• _DIRECTIONS FOR THIS TASK_:
Take the listing and print it in full, exactly as given.

• _DATA RECORDS_:

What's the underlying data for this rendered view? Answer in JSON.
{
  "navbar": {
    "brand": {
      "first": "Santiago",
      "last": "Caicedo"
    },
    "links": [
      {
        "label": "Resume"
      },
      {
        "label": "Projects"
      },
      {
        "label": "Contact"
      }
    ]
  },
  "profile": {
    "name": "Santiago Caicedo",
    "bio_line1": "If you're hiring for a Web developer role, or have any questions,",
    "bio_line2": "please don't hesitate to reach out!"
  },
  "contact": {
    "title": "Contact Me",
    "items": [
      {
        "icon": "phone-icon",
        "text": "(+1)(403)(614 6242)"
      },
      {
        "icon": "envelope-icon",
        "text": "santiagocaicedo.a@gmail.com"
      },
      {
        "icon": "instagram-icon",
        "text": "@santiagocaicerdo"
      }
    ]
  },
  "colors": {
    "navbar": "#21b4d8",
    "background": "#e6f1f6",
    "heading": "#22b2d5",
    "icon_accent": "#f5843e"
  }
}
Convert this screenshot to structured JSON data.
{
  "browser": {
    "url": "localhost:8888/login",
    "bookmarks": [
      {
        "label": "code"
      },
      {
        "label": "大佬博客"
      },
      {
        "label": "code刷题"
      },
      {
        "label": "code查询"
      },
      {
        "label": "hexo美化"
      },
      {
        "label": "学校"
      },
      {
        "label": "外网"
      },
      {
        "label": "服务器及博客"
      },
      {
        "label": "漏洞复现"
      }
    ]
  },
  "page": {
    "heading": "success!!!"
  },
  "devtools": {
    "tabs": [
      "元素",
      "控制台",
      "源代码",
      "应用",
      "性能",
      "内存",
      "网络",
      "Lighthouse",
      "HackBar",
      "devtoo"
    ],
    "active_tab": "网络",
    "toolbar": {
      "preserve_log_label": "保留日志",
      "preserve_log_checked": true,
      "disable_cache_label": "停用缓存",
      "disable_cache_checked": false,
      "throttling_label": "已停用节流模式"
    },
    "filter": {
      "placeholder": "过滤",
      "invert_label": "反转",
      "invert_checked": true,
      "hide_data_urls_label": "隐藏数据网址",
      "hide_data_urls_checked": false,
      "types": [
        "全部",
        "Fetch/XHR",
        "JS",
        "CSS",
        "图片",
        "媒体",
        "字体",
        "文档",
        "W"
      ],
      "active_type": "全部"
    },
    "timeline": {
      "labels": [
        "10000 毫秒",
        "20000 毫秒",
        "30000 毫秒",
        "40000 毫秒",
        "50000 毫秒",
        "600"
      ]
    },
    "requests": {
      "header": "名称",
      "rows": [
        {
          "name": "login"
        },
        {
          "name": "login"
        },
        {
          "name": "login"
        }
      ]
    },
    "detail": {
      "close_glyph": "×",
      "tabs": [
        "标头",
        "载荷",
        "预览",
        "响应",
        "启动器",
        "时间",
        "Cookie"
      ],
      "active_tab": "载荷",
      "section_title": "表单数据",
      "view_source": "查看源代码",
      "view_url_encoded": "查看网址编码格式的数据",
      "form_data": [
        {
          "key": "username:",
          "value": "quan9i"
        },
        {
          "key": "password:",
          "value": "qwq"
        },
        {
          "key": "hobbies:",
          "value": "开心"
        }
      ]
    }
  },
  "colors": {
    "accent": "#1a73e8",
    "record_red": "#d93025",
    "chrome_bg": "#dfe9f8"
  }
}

• _EXPECTED ANSWER_:
What's the underlying data for this rendered view? Answer in JSON.
{
  "navbar": {
    "brand": {
      "first": "Santiago",
      "last": "Caicedo"
    },
    "links": [
      {
        "label": "Resume"
      },
      {
        "label": "Projects"
      },
      {
        "label": "Contact"
      }
    ]
  },
  "profile": {
    "name": "Santiago Caicedo",
    "bio_line1": "If you're hiring for a Web developer role, or have any questions,",
    "bio_line2": "please don't hesitate to reach out!"
  },
  "contact": {
    "title": "Contact Me",
    "items": [
      {
        "icon": "phone-icon",
        "text": "(+1)(403)(614 6242)"
      },
      {
        "icon": "envelope-icon",
        "text": "santiagocaicedo.a@gmail.com"
      },
      {
        "icon": "instagram-icon",
        "text": "@santiagocaicerdo"
      }
    ]
  },
  "colors": {
    "navbar": "#21b4d8",
    "background": "#e6f1f6",
    "heading": "#22b2d5",
    "icon_accent": "#f5843e"
  }
}
Convert this screenshot to structured JSON data.
{
  "browser": {
    "url": "localhost:8888/login",
    "bookmarks": [
      {
        "label": "code"
      },
      {
        "label": "大佬博客"
      },
      {
        "label": "code刷题"
      },
      {
        "label": "code查询"
      },
      {
        "label": "hexo美化"
      },
      {
        "label": "学校"
      },
      {
        "label": "外网"
      },
      {
        "label": "服务器及博客"
      },
      {
        "label": "漏洞复现"
      }
    ]
  },
  "page": {
    "heading": "success!!!"
  },
  "devtools": {
    "tabs": [
      "元素",
      "控制台",
      "源代码",
      "应用",
      "性能",
      "内存",
      "网络",
      "Lighthouse",
      "HackBar",
      "devtoo"
    ],
    "active_tab": "网络",
    "toolbar": {
      "preserve_log_label": "保留日志",
      "preserve_log_checked": true,
      "disable_cache_label": "停用缓存",
      "disable_cache_checked": false,
      "throttling_label": "已停用节流模式"
    },
    "filter": {
      "placeholder": "过滤",
      "invert_label": "反转",
      "invert_checked": true,
      "hide_data_urls_label": "隐藏数据网址",
      "hide_data_urls_checked": false,
      "types": [
        "全部",
        "Fetch/XHR",
        "JS",
        "CSS",
        "图片",
        "媒体",
        "字体",
        "文档",
        "W"
      ],
      "active_type": "全部"
    },
    "timeline": {
      "labels": [
        "10000 毫秒",
        "20000 毫秒",
        "30000 毫秒",
        "40000 毫秒",
        "50000 毫秒",
        "600"
      ]
    },
    "requests": {
      "header": "名称",
      "rows": [
        {
          "name": "login"
        },
        {
          "name": "login"
        },
        {
          "name": "login"
        }
      ]
    },
    "detail": {
      "close_glyph": "×",
      "tabs": [
        "标头",
        "载荷",
        "预览",
        "响应",
        "启动器",
        "时间",
        "Cookie"
      ],
      "active_tab": "载荷",
      "section_title": "表单数据",
      "view_source": "查看源代码",
      "view_url_encoded": "查看网址编码格式的数据",
      "form_data": [
        {
          "key": "username:",
          "value": "quan9i"
        },
        {
          "key": "password:",
          "value": "qwq"
        },
        {
          "key": "hobbies:",
          "value": "开心"
        }
      ]
    }
  },
  "colors": {
    "accent": "#1a73e8",
    "record_red": "#d93025",
    "chrome_bg": "#dfe9f8"
  }
}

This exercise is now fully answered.